Berglind v. Paintball Business Ass'n

CourtAppellate Court of Illinois
DecidedMay 28, 2010
Docket1-08-1156 Rel
StatusPublished

This text of Berglind v. Paintball Business Ass'n (Berglind v. Paintball Business Ass'n) is published on Counsel Stack Legal Research, covering Appellate Court of Illinois primary law. Counsel Stack provides free access to over 12 million legal documents including statutes, case law, regulations, and constitutions.

Bluebook
Berglind v. Paintball Business Ass'n, (Ill. Ct. App. 2010).

Opinion

SIXTH DIVISION MAY 28, 2010

No. 1-08-1156

JAMES BERGLIND, Individually and as Father ) Appeal from the and Next Friend of Joseph Berglind, a minor, ) Circuit Court of and as assignee of Adrenaline Games, Inc., ) Cook County. d/b/a Country Club Paintball, ) ) Plaintiff-Appellant, ) ) Case No. 04 L 13330, v. ) 04 CH 18042 (cons.) ) PAINTBALL BUSINESS ASSOCIATION, et al., ) ) Defendants-Appellees. ) Honorable ) Sophia H. Hall, ) Judge Presiding. (U.S. Risk Underwriters, Inc, et al., ) ) Defendants.) )

MODIFIED OPINION

JUSTICE ROBERT E. GORDON delivered the modified opinion of the court:

The sole issue in this case is whether an 11-month delay in notice of an occurrence is

reasonable notice to an insurance company under the provisions of its policy.

BACKGROUND

Procedural History

Plaintiff’s minor son, age 11, sustained an injury at a paintball facility operated by

Adrenaline Games, Inc., an Illinois corporation (Adrenaline). On November 3, 2003, plaintiff

filed a negligence action against Adrenaline and the record on appeal indicates that a summons

and a copy of the complaint was served on Adrenaline’s president and sole shareholder, George

Longfellow (Longfellow). However, Longfellow did not recall being served with the lawsuit.

1 1-08-1156

Longfellow did not immediately inform his insurance company, defendant Northland Insurance

Company (Northland), of the incident or of the lawsuit immediately after it was filed. When

Adrenaline failed to answer or otherwise plead in the lawsuit, plaintiff filed a motion for entry of

a default on February 17, 2004.

Using the information
a) In the Berglind opinion, edit the stretch from "This text of" through "al., ) ) Defendants.) )", replacing "primary law" with "case law".
b) Condense the paragraph of the Berglind opinion that begins "Plaintiff’s minor son, age 11," into a shorter version that keeps its main facts.
c) Carry on the Berglind opinion from the point where it stops.
The listing comes from a separate source and has no connection to the Berglind opinion.

Records
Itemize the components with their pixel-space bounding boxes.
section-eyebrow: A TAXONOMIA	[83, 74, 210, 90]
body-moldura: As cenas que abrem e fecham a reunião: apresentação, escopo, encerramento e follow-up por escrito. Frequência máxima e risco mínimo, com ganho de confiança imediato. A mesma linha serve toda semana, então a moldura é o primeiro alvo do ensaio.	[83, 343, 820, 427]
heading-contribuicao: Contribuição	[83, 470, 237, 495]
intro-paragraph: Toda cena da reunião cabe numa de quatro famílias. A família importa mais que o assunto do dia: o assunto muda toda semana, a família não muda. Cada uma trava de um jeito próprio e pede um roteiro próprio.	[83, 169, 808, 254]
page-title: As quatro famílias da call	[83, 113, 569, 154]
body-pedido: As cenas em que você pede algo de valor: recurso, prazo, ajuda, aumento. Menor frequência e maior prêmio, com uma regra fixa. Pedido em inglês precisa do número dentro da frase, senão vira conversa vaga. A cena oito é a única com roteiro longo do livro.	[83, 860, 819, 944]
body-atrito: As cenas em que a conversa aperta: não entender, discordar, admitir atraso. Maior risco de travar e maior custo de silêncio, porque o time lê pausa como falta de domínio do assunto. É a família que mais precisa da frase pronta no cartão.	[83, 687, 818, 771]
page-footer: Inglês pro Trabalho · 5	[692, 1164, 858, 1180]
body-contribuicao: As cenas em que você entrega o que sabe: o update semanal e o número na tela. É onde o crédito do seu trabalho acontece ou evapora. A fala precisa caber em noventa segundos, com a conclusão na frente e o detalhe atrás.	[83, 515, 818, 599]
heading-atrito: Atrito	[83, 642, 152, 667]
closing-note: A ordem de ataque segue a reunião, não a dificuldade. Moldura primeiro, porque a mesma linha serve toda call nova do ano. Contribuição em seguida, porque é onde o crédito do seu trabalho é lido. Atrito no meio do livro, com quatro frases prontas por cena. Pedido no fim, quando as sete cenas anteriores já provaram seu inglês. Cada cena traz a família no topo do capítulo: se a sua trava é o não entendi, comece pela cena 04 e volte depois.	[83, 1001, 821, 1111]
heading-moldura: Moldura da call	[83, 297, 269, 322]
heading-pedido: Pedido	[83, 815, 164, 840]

Answers for each item
a)
This text of Berglind v. Paintball Business Ass'n (Berglind v. Paintball Business Ass'n) is published on Counsel Stack Legal Research, covering Appellate Court of Illinois case law. Counsel Stack provides free access to over 12 million legal documents including statutes, case law, regulations, and constitutions.

Bluebook
Berglind v. Paintball Business Ass'n, (Ill. Ct. App. 2010).

Opinion

SIXTH DIVISION MAY 28, 2010

No. 1-08-1156

JAMES BERGLIND, Individually and as Father ) Appeal from the and Next Friend of Joseph Berglind, a minor, ) Circuit Court of and as assignee of Adrenaline Games, Inc., ) Cook County. d/b/a Country Club Paintball, ) ) Plaintiff-Appellant, ) ) Case No. 04 L 13330, v. ) 04 CH 18042 (cons.) ) PAINTBALL BUSINESS ASSOCIATION, et al., ) ) Defendants-Appellees. ) Honorable ) Sophia H. Hall, ) Judge Presiding. (U.S. Risk Underwriters, Inc, et al., ) ) Defendants.) )

b) Plaintiff's 11-year-old son was injured at a paintball facility run by Adrenaline Games, Inc. On November 3, 2003, plaintiff sued Adrenaline for negligence. The record shows that the summons and complaint were served on Adrenaline's president and sole shareholder, George Longfellow, though he did not recall being served. Longfellow did not promptly tell Adrenaline's insurer, Northland Insurance Company, about the incident or the suit. When Adrenaline failed to answer, plaintiff moved for a default on February 17, 2004.

c)
On February 25, 2004, upon receipt of the motion and before a default was entered,

Longfellow notified Nathan Smith, an office manager at ILM, Inc. (ILM), Longfellow’s

insurance agency that had sold Longfellow his policy. Neither Adrenaline nor ILM notified

Northland of the incident, the lawsuit, or the motion for default prior to the entry of a default

judgment.

No one appeared on behalf of Adrenaline at the hearing on the motion for default held on

March 5, 2004. The trial court entered a default order against Adrenaline and, later, at the prove-

up held, awarded damages in the amount of $6,615,293. On June 25, 2004, plaintiff then filed a

garnishment action and Longfellow, on behalf of Adrenaline, then hired an attorney. On

September 1, 2004, the attorney notified Northland of the incident and the lawsuit.

After receiving notice from Adrenaline’s attorney, Northland waited 34 days before it

agreed to compensate Adrenaline’s attorney to bring a motion to vacate the default. On

September 29, 2004, Adrenaline’s lawyer filed a motion to vacate the default pursuant to section

2-1401 of the Illinois Code of Civil Procedure (the Code) (735 ILCS 5/2-1401 (West 2000)),

which was denied.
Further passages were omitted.